Records for the exercise —
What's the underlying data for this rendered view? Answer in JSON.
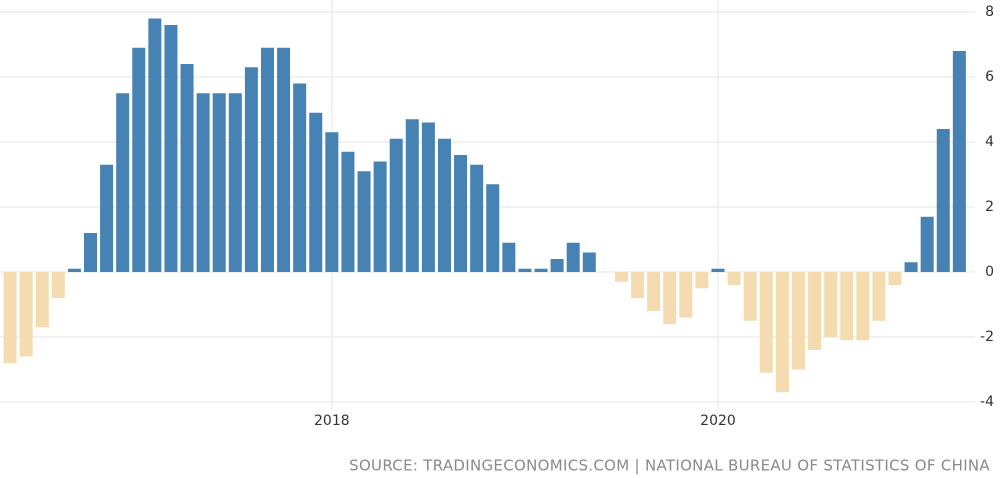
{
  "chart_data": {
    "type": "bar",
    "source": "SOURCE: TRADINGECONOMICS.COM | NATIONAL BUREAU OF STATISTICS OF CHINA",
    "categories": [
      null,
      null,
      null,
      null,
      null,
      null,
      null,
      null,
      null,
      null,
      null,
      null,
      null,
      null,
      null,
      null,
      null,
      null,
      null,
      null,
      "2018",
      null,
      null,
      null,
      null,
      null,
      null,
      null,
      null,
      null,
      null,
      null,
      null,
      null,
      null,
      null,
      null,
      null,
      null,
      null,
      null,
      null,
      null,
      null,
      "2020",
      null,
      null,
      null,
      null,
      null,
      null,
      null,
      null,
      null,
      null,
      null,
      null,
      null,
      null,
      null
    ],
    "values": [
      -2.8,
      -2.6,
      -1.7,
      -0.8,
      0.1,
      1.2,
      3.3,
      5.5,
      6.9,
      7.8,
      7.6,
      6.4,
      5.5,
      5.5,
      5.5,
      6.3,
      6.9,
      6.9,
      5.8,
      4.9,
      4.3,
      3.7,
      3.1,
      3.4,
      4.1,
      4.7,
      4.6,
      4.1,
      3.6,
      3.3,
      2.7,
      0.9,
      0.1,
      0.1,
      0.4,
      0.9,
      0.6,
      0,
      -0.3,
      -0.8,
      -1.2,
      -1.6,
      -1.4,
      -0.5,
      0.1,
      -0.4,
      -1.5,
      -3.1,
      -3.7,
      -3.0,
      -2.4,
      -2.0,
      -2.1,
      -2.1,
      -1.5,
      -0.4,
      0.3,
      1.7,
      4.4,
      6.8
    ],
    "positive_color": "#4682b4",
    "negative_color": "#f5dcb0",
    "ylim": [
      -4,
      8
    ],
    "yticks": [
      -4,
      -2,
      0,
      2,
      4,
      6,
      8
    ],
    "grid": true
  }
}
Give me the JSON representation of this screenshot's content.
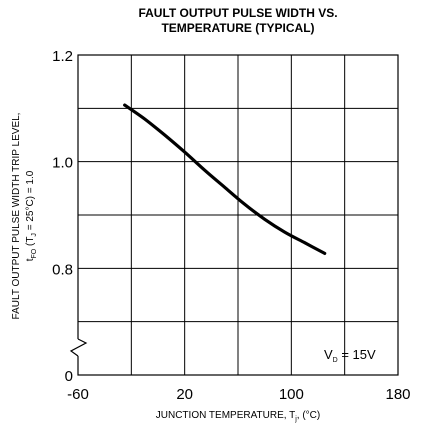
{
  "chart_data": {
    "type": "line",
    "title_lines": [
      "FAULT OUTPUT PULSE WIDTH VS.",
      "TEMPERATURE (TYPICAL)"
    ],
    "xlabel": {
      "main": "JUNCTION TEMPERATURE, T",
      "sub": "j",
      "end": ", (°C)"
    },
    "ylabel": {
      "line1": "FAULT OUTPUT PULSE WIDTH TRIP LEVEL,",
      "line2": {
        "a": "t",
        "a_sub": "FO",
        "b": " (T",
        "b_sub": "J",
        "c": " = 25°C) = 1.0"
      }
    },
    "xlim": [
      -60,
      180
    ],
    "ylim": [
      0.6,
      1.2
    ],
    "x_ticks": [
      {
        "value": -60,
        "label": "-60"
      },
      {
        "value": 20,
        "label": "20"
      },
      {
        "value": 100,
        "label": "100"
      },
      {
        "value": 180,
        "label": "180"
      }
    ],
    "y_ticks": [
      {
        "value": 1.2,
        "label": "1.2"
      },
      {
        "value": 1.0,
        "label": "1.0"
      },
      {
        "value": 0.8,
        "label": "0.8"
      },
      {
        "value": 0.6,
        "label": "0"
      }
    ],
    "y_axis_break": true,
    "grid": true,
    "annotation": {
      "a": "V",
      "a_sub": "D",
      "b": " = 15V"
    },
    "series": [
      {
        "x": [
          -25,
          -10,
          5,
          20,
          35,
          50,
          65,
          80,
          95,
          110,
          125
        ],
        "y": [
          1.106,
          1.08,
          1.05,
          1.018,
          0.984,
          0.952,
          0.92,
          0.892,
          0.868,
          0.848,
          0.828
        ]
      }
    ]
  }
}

Exercise goal — Which lines above hold the word "JSON"? Copy each of them.

Result of this exercise —
What's the underlying data for this rendered view? Answer in JSON.
Give me the JSON representation of this screenshot's content.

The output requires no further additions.